## START Records provided
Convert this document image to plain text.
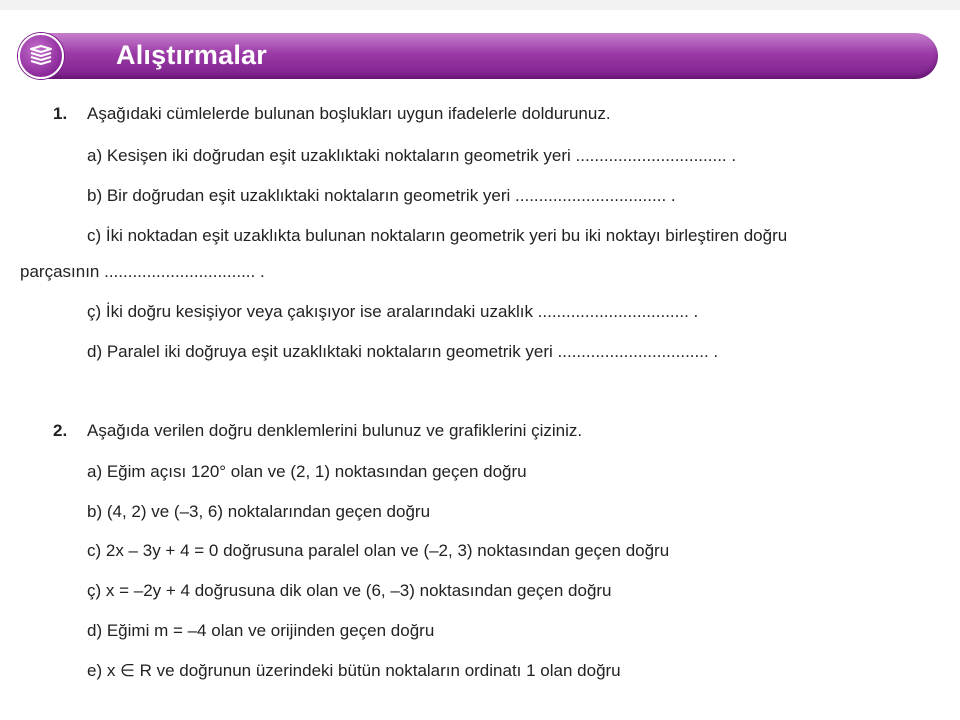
Alıştırmalar
1. Aşağıdaki cümlelerde bulunan boşlukları uygun ifadelerle doldurunuz.
a) Kesişen iki doğrudan eşit uzaklıktaki noktaların geometrik yeri ................................ .
b) Bir doğrudan eşit uzaklıktaki noktaların geometrik yeri ................................ .
c) İki noktadan eşit uzaklıkta bulunan noktaların geometrik yeri bu iki noktayı birleştiren doğru
parçasının ................................ .
ç) İki doğru kesişiyor veya çakışıyor ise aralarındaki uzaklık ................................ .
d) Paralel iki doğruya eşit uzaklıktaki noktaların geometrik yeri ................................ .
2. Aşağıda verilen doğru denklemlerini bulunuz ve grafiklerini çiziniz.
a) Eğim açısı 120° olan ve (2, 1) noktasından geçen doğru
b) (4, 2) ve (–3, 6) noktalarından geçen doğru
c) 2x – 3y + 4 = 0 doğrusuna paralel olan ve (–2, 3) noktasından geçen doğru
ç) x = –2y + 4 doğrusuna dik olan ve (6, –3) noktasından geçen doğru
d) Eğimi m = –4 olan ve orijinden geçen doğru
e) x ∈ R ve doğrunun üzerindeki bütün noktaların ordinatı 1 olan doğru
## END Records provided
From the listing above, find the number of lines with the word "olan" in them. Answer with the number only.

Output of the task: 5